» **Data shown**:

•••••

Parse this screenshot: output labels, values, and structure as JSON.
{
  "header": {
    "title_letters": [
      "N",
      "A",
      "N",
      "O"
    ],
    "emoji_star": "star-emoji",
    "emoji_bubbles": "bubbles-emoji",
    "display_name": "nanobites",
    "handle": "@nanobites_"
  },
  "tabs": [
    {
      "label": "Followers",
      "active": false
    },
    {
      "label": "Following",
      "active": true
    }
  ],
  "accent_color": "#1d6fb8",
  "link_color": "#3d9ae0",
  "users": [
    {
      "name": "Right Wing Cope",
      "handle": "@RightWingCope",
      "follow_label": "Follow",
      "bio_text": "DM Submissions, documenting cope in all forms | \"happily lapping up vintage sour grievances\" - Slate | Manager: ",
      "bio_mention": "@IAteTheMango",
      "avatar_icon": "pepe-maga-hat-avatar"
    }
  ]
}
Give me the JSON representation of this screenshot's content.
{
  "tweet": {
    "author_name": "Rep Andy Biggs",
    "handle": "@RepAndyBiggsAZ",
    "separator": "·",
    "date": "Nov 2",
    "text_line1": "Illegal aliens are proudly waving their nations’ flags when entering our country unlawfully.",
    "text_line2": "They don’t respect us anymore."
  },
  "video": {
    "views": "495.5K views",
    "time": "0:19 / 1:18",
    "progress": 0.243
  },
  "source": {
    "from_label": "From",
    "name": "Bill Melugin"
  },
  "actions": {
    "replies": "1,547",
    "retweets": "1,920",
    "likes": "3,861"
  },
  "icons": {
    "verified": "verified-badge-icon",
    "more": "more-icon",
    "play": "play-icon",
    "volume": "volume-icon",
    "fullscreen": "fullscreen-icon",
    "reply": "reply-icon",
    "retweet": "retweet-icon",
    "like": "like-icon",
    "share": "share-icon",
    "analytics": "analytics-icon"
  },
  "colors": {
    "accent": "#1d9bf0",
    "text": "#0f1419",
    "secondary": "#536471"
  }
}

•••••

Find the lines holding "this" and list every one.

Parse this screenshot: output labels, values, and structure as JSON.
Give me the JSON representation of this screenshot's content.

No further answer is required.